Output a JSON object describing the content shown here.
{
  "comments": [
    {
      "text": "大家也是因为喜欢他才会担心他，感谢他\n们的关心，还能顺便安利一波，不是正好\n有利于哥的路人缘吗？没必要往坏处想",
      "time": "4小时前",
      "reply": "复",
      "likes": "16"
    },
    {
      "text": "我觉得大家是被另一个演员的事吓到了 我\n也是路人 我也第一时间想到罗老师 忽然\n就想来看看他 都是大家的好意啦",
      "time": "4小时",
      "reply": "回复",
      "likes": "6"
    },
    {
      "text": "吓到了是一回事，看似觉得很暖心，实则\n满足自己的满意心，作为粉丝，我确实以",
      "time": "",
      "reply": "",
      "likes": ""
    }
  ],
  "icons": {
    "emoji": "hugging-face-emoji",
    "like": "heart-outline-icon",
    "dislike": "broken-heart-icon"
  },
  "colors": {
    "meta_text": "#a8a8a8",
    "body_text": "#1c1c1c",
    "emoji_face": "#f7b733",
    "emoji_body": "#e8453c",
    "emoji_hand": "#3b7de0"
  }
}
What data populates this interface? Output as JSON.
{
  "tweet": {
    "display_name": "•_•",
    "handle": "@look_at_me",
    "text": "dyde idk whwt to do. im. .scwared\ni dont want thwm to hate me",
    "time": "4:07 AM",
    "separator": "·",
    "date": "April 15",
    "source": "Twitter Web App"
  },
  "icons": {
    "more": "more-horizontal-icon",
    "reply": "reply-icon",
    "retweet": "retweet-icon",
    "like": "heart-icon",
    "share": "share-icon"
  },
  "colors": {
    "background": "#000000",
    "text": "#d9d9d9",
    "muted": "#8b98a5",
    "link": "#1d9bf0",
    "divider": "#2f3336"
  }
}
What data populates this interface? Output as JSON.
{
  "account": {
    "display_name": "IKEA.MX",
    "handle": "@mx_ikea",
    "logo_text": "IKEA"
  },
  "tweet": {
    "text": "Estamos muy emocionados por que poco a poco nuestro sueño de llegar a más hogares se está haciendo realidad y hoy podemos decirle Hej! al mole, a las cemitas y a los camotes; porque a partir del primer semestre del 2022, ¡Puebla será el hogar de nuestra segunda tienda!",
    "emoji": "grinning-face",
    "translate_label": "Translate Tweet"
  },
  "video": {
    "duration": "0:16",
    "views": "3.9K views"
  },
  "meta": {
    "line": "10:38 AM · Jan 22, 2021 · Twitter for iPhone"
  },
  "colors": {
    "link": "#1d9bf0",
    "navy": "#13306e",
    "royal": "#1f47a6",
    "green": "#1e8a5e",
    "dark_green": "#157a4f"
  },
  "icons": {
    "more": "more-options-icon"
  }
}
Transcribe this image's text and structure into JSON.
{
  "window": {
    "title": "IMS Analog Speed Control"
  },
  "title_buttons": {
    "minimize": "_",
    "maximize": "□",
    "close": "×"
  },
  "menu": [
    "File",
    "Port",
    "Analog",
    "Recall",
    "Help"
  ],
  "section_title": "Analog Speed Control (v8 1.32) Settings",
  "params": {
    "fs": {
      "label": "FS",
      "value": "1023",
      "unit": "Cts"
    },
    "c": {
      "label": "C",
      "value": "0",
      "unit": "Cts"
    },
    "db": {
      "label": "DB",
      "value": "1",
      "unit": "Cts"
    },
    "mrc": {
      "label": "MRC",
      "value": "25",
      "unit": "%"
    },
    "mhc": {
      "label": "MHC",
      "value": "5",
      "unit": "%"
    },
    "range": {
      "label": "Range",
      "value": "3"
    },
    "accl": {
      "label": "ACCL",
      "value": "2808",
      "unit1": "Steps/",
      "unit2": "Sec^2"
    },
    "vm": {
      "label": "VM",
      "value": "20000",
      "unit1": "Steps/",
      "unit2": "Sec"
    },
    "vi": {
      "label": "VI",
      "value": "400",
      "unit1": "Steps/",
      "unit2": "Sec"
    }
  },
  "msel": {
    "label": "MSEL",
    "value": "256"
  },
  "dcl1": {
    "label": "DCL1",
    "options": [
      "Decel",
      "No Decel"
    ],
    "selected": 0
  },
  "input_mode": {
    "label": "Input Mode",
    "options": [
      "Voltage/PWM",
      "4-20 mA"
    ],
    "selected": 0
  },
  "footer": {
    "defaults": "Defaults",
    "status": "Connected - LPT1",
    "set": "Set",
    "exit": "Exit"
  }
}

· · · ·

__Short problem__
Give only the number of lines in the entries that contain "JSON".

__Task result__
4